Check every line of the entries for "Informations", and copy the lines that hold it.

## Given information
——————

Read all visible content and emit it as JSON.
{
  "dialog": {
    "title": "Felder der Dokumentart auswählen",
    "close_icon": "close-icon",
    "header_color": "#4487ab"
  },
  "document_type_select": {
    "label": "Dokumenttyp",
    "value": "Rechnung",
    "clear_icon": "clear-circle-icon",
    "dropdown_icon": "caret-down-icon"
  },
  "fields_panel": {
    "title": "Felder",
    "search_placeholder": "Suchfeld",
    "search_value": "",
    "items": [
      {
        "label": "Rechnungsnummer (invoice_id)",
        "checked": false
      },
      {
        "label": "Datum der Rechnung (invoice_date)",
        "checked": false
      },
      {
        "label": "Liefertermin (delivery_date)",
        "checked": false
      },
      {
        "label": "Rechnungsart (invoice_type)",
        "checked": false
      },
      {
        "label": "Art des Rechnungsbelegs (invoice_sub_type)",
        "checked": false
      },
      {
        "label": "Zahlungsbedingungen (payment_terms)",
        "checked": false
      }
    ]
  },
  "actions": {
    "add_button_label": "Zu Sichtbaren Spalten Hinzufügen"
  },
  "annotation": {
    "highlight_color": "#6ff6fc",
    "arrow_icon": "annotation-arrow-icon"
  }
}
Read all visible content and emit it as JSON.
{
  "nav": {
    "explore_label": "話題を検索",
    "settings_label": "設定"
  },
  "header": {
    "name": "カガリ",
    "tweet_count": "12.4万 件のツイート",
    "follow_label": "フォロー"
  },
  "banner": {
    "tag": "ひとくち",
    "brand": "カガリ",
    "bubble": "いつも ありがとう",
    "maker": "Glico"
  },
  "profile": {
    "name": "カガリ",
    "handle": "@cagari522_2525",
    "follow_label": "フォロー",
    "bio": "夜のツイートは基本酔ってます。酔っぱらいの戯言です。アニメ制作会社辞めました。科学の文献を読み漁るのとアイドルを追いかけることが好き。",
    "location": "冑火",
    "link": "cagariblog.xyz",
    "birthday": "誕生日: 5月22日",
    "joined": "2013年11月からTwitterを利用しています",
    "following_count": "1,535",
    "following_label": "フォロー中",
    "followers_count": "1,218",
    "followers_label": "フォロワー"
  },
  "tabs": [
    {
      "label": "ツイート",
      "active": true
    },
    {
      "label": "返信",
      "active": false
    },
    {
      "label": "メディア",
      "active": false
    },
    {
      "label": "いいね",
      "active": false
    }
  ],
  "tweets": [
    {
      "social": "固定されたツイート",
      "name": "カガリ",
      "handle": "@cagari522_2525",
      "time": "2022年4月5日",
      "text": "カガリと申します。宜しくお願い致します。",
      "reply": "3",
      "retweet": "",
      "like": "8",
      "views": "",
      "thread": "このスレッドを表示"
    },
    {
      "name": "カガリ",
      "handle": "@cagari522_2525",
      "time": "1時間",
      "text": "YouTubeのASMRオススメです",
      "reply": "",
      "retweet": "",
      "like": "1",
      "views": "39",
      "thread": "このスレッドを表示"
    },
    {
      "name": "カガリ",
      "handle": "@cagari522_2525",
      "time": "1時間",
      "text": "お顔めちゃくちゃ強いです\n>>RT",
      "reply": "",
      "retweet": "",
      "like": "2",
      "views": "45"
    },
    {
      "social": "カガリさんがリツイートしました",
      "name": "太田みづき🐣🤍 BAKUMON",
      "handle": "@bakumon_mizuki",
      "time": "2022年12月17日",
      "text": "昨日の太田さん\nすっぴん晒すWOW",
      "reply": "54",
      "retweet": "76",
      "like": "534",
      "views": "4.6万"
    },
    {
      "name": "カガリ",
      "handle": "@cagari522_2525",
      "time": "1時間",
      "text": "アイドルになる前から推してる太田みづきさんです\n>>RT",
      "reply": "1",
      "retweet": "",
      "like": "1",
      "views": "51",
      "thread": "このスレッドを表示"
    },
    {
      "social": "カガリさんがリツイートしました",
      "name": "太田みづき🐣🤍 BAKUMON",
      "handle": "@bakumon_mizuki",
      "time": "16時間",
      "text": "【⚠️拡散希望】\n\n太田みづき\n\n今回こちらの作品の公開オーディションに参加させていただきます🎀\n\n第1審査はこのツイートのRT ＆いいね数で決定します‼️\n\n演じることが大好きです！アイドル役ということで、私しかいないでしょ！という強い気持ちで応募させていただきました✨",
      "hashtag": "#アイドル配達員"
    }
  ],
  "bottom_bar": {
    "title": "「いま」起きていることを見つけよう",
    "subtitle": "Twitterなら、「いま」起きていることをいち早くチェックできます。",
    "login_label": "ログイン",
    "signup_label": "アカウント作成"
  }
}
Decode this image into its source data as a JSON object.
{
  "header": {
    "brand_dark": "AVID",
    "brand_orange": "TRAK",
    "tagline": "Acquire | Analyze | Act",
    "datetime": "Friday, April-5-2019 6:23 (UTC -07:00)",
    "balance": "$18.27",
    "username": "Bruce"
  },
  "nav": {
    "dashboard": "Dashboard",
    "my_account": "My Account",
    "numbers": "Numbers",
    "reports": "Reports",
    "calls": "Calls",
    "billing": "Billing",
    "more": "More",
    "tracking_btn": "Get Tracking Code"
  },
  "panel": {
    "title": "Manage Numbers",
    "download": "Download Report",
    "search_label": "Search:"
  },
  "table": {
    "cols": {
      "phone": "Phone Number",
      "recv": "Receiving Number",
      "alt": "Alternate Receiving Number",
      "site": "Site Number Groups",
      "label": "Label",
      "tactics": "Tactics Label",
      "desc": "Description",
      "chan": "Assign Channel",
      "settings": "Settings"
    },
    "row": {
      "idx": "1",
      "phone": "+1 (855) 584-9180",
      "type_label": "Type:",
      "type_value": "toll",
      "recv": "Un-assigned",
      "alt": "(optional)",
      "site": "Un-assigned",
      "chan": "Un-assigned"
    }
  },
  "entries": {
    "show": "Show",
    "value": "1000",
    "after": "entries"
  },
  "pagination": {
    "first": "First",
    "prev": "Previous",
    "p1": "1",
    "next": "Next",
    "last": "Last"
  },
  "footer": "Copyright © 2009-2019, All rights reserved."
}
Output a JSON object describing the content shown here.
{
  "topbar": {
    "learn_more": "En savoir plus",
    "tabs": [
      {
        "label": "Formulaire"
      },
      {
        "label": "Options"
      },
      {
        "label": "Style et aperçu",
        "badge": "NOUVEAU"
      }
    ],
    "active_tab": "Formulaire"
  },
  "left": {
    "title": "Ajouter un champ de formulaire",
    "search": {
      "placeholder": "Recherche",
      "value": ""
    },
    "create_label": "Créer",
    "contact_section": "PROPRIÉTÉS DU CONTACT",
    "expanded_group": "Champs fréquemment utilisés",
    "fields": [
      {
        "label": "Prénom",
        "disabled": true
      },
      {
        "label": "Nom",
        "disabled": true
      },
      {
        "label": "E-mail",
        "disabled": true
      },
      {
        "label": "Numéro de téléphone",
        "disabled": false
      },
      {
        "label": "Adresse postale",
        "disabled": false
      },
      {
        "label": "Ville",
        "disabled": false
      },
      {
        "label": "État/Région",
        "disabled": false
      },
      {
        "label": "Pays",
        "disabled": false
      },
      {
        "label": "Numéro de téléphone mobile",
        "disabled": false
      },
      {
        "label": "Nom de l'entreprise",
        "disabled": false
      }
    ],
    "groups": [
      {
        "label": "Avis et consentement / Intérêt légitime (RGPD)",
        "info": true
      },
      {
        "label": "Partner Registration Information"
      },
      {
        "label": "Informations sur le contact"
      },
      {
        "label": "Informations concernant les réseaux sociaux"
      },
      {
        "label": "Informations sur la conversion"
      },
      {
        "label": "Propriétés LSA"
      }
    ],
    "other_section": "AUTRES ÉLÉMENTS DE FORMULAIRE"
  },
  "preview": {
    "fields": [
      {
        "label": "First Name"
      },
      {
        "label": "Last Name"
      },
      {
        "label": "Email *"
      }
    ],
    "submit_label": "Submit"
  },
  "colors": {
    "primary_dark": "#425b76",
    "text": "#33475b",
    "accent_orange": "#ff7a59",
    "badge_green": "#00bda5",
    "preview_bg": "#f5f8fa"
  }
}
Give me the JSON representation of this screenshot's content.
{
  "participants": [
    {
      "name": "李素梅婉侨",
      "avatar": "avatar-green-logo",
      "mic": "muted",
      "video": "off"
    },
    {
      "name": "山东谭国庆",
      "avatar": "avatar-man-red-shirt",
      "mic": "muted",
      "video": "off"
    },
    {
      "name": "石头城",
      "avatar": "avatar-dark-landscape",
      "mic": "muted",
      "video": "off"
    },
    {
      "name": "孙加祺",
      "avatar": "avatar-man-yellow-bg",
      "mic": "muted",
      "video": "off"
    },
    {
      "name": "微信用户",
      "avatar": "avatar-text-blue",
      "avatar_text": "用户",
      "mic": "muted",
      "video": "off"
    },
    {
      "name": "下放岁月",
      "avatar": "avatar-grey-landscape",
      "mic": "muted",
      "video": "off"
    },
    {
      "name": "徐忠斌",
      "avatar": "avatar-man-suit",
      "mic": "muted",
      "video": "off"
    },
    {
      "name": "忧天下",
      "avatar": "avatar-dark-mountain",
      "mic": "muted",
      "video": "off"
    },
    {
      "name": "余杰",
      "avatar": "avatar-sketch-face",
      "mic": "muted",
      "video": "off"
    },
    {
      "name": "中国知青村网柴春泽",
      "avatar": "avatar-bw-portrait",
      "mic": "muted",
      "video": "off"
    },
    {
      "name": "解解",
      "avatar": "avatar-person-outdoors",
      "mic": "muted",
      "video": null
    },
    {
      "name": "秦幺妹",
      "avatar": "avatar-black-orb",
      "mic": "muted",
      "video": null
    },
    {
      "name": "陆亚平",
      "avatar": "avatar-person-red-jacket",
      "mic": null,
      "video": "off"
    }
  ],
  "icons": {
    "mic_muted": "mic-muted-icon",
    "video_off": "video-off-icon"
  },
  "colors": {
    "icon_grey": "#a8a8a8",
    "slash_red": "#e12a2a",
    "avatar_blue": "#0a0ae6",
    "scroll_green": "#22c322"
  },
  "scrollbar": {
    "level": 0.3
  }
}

——————

## Exercise result
        "label": "Informations sur le contact"
        "label": "Informations concernant les réseaux sociaux"
        "label": "Informations sur la conversion"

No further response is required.